Copy out each line below that has the word "this" in it.

Items from a figure collection:
####

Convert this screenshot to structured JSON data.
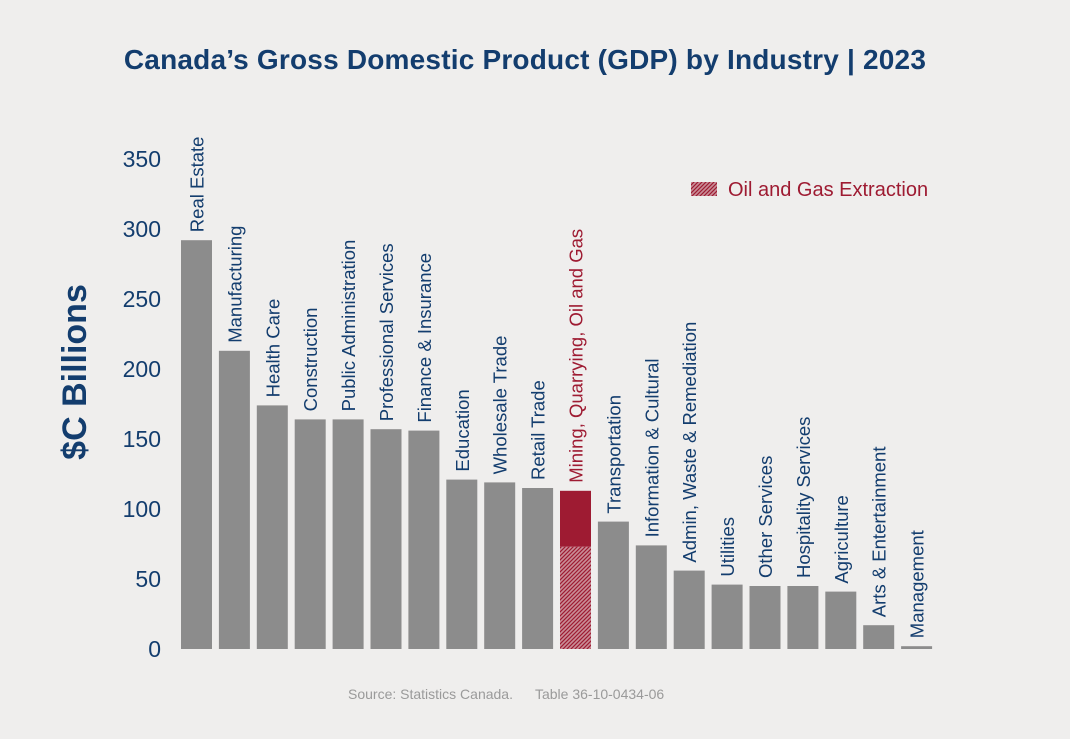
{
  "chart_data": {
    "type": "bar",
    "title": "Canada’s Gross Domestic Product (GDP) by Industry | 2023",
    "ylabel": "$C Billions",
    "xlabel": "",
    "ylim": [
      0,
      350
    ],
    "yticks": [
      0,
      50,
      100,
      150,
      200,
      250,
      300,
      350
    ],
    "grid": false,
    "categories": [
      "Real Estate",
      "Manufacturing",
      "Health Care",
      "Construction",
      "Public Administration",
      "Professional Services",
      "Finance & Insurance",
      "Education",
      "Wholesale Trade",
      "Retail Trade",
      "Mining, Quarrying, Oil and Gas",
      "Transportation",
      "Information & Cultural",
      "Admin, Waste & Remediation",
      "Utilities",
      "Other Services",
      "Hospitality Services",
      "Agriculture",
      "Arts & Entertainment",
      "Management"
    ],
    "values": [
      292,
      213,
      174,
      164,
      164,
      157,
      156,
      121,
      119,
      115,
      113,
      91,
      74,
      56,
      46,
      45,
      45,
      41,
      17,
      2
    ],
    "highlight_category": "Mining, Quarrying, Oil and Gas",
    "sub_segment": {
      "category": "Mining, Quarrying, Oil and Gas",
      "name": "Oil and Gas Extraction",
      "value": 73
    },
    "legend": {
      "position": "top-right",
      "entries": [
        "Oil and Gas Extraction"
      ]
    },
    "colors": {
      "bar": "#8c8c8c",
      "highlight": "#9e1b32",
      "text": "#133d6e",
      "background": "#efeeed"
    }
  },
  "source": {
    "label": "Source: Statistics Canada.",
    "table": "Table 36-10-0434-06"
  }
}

####

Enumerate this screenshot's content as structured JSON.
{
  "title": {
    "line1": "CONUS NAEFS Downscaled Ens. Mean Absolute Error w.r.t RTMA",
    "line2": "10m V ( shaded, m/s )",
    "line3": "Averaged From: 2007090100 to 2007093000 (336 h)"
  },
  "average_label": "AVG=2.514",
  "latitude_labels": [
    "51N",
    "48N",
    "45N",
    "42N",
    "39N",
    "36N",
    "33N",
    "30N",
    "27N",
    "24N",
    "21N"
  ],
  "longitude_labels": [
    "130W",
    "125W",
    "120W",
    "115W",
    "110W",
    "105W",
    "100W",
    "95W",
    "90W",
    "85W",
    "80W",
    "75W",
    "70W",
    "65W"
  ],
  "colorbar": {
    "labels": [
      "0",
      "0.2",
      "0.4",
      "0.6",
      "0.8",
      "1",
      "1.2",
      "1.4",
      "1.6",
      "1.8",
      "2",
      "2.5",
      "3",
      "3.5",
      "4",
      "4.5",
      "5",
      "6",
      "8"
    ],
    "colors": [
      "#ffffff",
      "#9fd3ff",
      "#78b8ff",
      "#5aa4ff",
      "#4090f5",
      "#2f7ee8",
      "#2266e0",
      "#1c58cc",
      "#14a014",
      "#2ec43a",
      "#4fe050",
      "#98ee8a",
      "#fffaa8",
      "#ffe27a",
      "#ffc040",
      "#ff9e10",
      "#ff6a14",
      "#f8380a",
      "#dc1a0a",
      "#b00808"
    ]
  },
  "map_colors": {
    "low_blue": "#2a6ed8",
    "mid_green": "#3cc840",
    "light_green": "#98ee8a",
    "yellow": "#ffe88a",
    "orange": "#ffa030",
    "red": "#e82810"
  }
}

####

### [The reply]
Convert this screenshot to structured JSON data.
Enumerate this screenshot's content as structured JSON.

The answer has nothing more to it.